**OBJECTIVE**
Where the data below has the string "Domicilio", return the whole line.

**DATA LISTING**
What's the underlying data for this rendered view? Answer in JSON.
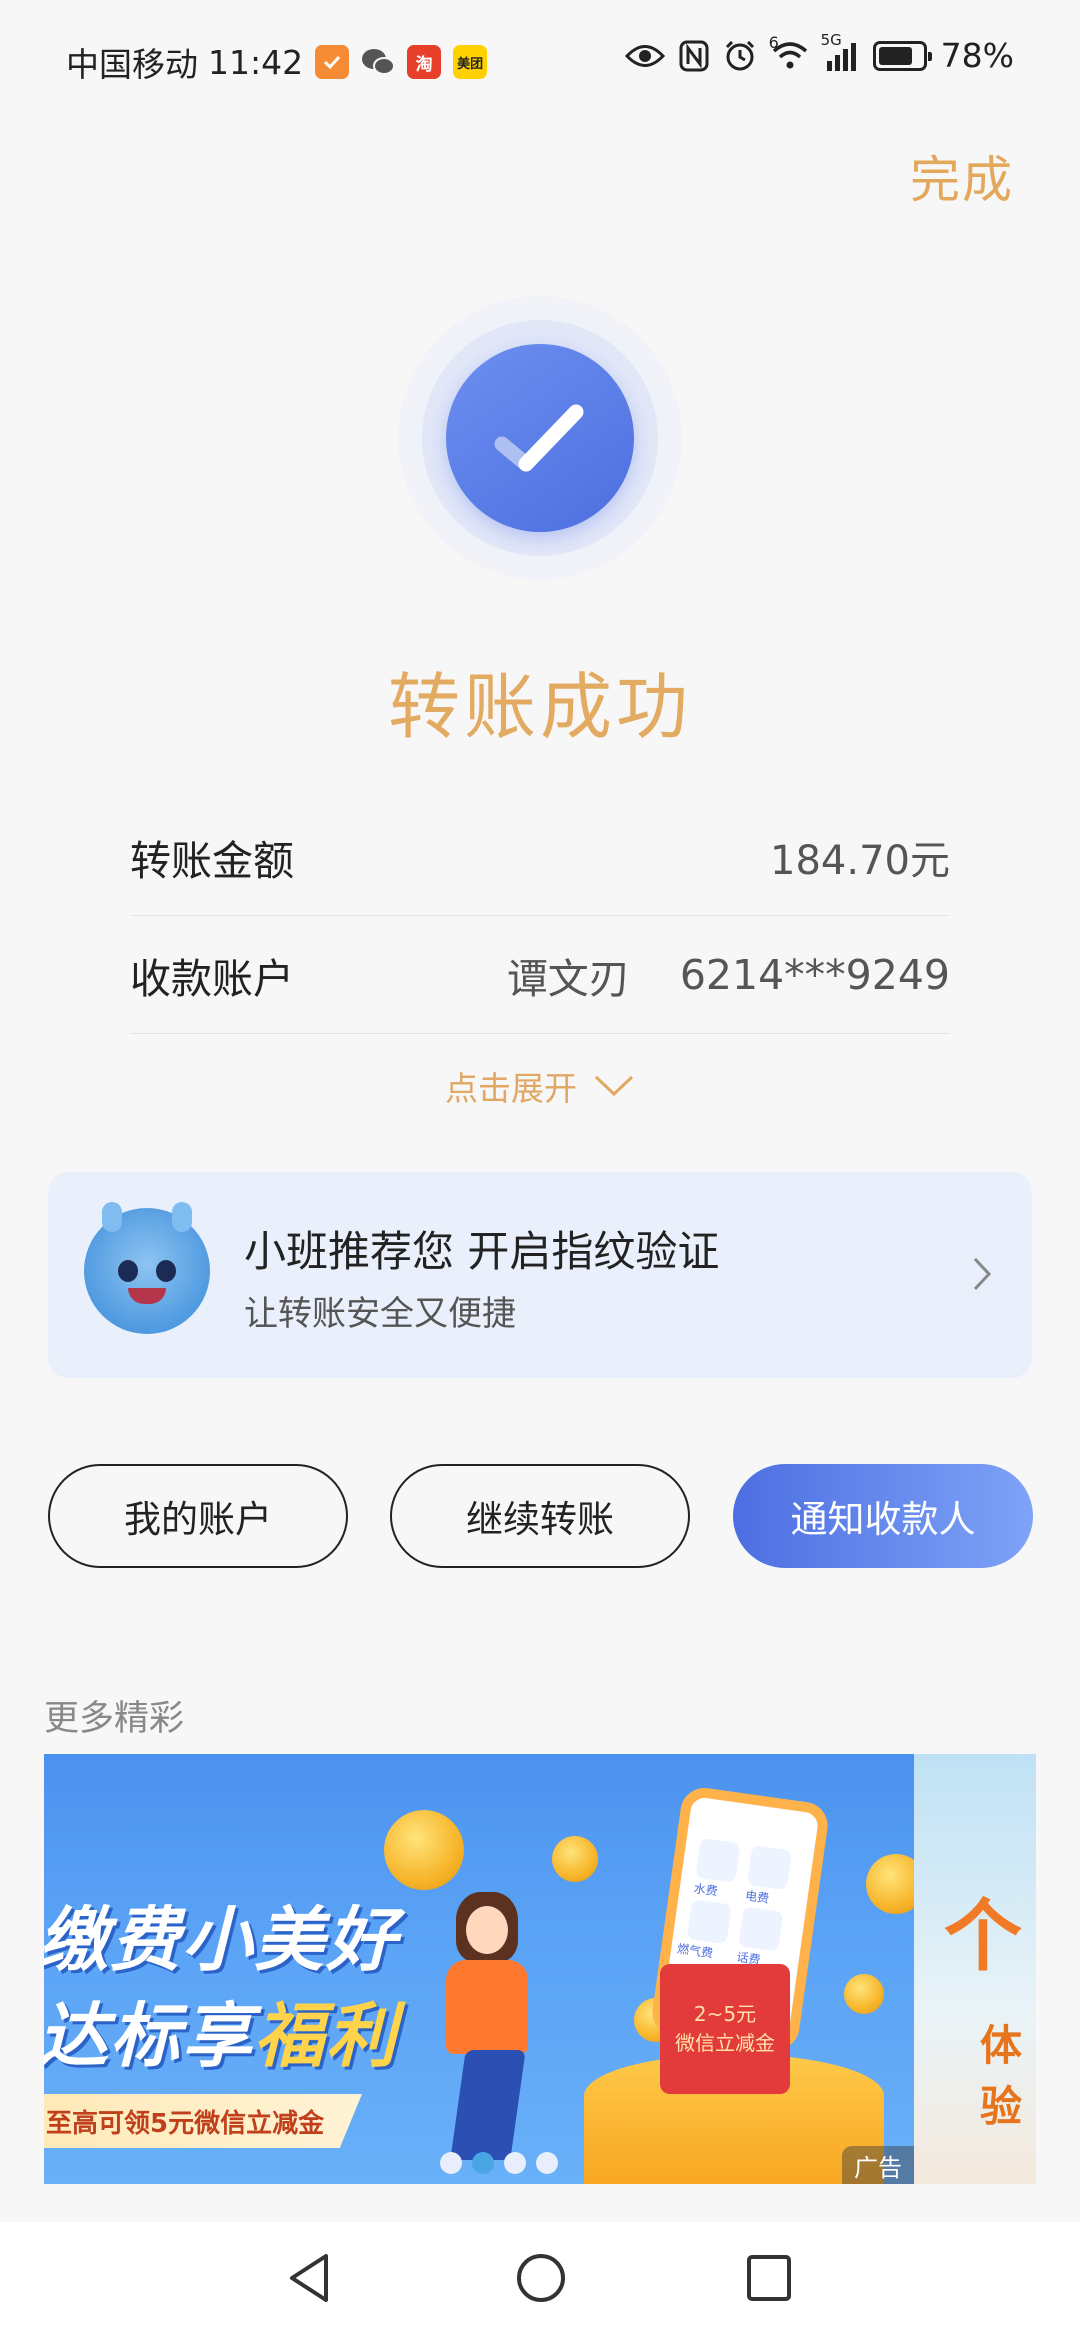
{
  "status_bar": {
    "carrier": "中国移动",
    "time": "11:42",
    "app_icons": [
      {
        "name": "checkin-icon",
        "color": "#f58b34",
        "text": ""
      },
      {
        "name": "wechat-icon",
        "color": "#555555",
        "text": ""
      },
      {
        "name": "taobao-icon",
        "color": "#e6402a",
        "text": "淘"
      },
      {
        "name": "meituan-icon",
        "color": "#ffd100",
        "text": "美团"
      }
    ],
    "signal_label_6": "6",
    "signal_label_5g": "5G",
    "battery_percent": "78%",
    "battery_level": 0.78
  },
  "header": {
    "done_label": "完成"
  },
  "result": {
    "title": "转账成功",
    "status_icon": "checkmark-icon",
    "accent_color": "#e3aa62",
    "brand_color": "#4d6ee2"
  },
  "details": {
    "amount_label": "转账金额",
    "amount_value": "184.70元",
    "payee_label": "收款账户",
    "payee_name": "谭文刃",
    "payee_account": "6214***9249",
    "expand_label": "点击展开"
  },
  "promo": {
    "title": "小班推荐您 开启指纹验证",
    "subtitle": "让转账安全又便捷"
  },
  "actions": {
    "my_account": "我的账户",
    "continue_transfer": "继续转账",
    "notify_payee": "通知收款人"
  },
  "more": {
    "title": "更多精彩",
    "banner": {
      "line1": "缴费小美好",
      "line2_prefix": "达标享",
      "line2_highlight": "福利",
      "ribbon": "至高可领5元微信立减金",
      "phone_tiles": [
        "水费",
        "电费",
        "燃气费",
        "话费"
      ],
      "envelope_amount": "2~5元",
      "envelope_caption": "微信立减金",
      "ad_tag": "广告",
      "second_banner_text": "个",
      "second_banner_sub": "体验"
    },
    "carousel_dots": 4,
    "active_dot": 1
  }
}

...

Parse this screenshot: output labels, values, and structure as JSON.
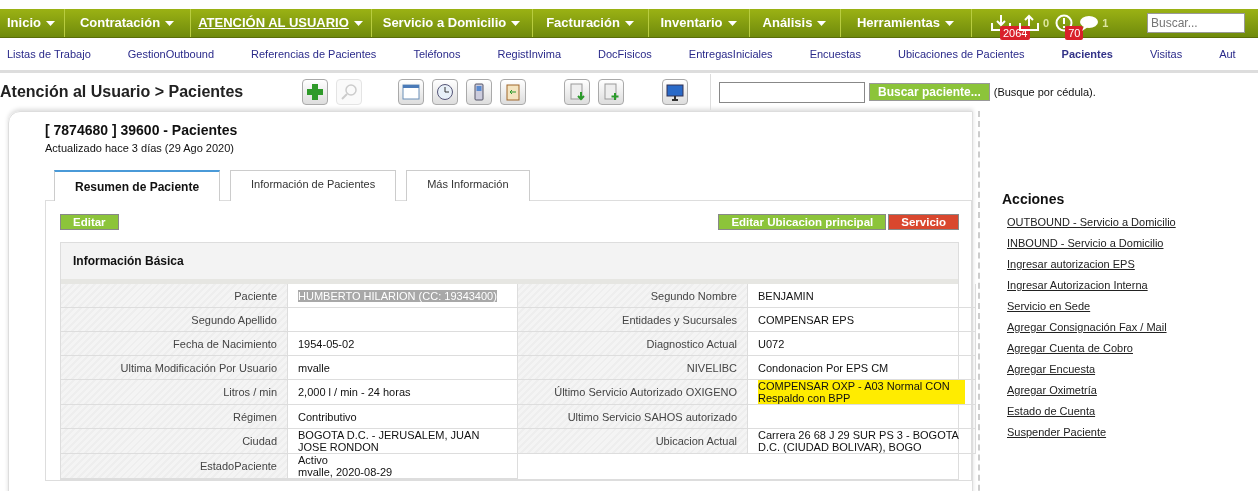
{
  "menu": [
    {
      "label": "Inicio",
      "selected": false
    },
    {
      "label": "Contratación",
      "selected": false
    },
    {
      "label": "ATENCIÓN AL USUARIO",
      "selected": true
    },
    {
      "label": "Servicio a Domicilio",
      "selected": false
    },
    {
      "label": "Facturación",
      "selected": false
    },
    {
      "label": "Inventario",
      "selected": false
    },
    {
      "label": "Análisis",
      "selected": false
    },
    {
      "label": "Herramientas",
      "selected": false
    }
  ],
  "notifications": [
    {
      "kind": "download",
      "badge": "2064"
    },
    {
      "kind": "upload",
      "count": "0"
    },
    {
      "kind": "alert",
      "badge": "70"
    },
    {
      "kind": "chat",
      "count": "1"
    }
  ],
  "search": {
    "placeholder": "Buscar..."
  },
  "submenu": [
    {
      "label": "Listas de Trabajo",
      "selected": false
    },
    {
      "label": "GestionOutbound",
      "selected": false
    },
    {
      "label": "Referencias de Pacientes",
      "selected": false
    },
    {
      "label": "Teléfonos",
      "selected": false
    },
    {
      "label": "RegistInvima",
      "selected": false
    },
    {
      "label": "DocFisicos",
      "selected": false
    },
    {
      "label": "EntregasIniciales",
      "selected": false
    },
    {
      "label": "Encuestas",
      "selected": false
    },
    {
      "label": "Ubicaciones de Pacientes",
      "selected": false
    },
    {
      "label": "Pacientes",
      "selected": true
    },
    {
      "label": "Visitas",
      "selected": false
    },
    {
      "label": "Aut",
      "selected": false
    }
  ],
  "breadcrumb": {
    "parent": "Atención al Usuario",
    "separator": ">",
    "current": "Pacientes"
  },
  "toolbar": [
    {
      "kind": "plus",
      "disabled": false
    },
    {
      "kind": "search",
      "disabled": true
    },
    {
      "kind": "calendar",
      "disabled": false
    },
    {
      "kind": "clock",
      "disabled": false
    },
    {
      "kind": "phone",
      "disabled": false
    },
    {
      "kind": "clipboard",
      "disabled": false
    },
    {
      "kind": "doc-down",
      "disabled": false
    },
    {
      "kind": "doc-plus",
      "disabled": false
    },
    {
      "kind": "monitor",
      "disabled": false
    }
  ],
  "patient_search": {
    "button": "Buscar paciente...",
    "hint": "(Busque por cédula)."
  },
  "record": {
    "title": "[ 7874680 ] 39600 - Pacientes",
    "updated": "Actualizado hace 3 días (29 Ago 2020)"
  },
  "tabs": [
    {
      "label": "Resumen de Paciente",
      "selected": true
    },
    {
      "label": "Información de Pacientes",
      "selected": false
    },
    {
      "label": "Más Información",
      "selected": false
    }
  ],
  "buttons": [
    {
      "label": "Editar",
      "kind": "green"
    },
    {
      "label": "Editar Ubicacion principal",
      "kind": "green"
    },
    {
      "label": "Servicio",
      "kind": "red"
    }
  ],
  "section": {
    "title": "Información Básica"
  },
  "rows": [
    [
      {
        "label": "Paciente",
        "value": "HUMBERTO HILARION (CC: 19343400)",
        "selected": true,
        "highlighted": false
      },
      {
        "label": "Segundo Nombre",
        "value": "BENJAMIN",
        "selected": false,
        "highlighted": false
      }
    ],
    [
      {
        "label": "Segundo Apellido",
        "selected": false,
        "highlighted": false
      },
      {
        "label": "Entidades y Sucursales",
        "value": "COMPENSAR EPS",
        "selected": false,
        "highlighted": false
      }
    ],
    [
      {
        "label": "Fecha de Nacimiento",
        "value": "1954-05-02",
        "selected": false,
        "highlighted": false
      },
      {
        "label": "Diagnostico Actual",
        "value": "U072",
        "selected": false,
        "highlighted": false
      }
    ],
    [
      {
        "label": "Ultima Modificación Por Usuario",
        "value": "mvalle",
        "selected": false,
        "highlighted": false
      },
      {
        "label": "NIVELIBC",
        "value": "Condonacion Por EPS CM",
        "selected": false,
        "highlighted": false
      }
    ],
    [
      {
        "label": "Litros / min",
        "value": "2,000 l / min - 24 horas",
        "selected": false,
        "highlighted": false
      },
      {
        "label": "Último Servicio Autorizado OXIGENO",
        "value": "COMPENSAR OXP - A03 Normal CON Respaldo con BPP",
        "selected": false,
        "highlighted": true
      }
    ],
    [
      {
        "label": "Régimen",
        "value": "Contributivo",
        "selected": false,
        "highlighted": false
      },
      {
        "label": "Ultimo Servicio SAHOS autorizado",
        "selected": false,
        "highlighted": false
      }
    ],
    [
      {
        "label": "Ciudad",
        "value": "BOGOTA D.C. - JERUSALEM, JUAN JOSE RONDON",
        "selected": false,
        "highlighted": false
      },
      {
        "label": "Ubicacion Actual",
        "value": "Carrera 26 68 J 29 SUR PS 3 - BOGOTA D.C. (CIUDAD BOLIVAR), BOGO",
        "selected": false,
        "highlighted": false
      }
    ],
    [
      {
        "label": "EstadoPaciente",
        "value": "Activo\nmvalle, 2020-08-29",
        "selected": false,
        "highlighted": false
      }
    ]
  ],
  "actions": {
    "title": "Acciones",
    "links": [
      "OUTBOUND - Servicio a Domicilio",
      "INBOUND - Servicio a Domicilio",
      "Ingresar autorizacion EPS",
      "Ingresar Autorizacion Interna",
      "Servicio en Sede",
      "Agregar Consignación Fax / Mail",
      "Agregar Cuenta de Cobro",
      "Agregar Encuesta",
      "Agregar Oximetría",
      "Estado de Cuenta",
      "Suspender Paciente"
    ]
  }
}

**FULL ANSWER**
      "label": "Servicio a Domicilio",
      "OUTBOUND - Servicio a Domicilio",
      "INBOUND - Servicio a Domicilio",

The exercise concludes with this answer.